:: SUPPLIED RECORDS ::

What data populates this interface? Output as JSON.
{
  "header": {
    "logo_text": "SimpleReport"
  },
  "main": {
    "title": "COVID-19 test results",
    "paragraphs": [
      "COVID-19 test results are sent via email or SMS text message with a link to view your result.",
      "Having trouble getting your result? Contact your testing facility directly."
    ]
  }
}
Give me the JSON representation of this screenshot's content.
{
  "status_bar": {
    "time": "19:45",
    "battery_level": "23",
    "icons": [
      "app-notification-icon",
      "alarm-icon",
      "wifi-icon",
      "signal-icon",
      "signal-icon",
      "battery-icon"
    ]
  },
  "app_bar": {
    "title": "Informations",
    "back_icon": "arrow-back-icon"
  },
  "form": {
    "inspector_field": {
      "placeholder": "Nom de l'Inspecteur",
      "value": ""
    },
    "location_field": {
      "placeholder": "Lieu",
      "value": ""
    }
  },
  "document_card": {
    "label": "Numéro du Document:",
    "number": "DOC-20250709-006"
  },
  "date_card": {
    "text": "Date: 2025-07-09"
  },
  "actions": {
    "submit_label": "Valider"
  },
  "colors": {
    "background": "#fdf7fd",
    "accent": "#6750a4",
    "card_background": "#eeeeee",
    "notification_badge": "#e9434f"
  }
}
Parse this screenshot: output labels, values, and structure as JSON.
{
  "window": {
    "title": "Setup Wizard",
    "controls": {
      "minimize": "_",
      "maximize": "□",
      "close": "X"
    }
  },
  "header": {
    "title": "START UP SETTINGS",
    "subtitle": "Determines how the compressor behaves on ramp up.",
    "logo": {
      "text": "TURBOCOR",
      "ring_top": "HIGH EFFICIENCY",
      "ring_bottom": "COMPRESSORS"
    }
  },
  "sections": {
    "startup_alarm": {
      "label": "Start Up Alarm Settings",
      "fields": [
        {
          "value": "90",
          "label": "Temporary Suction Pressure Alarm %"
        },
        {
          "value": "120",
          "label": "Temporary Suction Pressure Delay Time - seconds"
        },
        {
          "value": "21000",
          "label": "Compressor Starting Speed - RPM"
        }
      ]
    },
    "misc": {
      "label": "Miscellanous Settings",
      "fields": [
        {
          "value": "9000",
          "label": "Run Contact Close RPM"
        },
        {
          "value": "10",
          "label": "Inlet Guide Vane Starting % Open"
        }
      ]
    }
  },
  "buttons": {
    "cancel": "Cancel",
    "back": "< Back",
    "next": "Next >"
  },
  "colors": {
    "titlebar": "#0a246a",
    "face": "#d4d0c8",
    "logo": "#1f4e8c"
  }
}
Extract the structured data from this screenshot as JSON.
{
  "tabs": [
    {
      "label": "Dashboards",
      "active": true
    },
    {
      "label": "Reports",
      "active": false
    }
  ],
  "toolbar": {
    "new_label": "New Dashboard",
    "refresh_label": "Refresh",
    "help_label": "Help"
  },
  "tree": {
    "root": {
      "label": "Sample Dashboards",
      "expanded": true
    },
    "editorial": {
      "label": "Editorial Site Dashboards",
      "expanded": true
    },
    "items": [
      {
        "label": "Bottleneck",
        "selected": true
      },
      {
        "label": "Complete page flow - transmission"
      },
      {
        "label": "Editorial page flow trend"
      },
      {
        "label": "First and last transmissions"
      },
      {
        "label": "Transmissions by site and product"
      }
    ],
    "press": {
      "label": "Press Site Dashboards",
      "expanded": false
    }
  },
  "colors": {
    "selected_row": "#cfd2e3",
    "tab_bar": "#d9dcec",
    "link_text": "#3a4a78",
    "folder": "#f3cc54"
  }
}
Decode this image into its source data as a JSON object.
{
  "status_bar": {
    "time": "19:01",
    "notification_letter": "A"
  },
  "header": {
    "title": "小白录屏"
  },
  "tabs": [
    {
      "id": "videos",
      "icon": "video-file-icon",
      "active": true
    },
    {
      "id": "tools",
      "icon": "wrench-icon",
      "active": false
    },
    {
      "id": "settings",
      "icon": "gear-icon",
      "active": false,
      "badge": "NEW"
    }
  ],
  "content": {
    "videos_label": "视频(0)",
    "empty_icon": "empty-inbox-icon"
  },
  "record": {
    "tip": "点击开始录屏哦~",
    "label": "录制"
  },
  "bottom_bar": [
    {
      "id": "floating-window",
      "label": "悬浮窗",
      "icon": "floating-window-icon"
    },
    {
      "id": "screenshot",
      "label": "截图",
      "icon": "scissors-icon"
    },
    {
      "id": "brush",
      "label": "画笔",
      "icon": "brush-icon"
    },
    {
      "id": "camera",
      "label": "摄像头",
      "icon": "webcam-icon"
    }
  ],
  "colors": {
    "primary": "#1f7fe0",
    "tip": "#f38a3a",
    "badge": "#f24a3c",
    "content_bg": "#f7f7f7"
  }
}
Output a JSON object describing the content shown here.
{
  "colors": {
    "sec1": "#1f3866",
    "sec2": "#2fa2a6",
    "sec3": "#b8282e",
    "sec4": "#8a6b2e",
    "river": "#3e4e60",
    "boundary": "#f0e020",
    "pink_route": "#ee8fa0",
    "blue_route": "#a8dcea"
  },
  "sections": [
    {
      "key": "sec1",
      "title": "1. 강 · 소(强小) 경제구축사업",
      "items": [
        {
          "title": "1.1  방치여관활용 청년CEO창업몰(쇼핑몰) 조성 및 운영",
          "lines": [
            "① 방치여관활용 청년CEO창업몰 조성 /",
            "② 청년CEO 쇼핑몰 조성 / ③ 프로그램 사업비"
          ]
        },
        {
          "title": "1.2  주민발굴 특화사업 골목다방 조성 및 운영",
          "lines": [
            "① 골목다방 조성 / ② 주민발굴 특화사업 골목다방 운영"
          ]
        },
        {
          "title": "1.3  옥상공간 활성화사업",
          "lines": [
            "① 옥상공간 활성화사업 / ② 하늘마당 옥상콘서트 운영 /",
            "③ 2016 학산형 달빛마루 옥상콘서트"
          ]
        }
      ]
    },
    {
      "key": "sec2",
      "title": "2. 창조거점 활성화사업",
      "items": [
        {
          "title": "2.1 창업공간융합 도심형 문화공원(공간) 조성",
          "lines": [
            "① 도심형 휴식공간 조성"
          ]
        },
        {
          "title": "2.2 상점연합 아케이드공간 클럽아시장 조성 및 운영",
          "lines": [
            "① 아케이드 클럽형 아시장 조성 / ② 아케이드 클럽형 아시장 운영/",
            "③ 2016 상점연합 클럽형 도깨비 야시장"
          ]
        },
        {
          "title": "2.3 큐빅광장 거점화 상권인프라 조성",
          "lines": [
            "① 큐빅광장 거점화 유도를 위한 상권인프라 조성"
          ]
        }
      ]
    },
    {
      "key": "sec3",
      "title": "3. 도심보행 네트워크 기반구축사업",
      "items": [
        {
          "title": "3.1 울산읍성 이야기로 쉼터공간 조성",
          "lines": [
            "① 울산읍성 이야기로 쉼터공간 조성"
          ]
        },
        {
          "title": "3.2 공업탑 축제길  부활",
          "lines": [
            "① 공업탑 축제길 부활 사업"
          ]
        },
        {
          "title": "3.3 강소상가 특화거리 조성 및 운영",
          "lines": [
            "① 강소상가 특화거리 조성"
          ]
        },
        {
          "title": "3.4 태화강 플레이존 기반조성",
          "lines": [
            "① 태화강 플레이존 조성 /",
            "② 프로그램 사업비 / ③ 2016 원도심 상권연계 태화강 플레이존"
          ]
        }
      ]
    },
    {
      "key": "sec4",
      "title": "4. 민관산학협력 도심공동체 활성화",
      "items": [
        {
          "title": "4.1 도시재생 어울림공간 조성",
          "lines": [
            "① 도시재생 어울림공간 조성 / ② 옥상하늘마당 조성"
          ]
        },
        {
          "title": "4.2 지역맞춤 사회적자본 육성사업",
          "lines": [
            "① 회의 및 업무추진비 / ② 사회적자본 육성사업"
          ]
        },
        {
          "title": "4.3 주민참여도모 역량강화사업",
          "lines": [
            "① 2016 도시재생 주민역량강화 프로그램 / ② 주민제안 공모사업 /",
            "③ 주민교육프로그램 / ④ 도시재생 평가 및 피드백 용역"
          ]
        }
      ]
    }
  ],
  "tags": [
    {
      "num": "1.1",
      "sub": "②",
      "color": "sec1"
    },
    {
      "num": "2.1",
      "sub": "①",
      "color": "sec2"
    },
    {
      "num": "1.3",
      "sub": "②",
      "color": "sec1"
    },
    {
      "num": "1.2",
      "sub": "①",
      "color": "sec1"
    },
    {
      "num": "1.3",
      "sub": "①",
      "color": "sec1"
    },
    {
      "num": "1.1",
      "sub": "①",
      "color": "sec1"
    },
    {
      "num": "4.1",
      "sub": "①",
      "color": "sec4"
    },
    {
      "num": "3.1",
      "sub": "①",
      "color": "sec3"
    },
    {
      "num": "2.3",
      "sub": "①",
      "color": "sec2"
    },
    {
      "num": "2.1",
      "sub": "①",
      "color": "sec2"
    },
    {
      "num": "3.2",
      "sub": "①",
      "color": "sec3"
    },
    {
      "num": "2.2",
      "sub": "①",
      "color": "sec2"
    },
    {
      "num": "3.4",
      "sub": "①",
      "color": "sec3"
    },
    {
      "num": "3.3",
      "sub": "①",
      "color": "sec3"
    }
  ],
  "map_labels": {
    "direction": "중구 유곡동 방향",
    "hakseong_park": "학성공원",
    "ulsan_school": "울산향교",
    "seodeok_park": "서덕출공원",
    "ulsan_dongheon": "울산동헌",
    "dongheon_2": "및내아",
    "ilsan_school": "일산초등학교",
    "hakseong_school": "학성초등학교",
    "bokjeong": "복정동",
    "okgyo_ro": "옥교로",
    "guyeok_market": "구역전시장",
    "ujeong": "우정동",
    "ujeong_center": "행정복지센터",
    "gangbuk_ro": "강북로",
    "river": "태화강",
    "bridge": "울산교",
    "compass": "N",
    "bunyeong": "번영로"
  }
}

:::

→ **EXERCISE AIM**:
Within the entries above, how many lines contain "울산읍성"? Respond with the number only.

→ **REPLY**:
2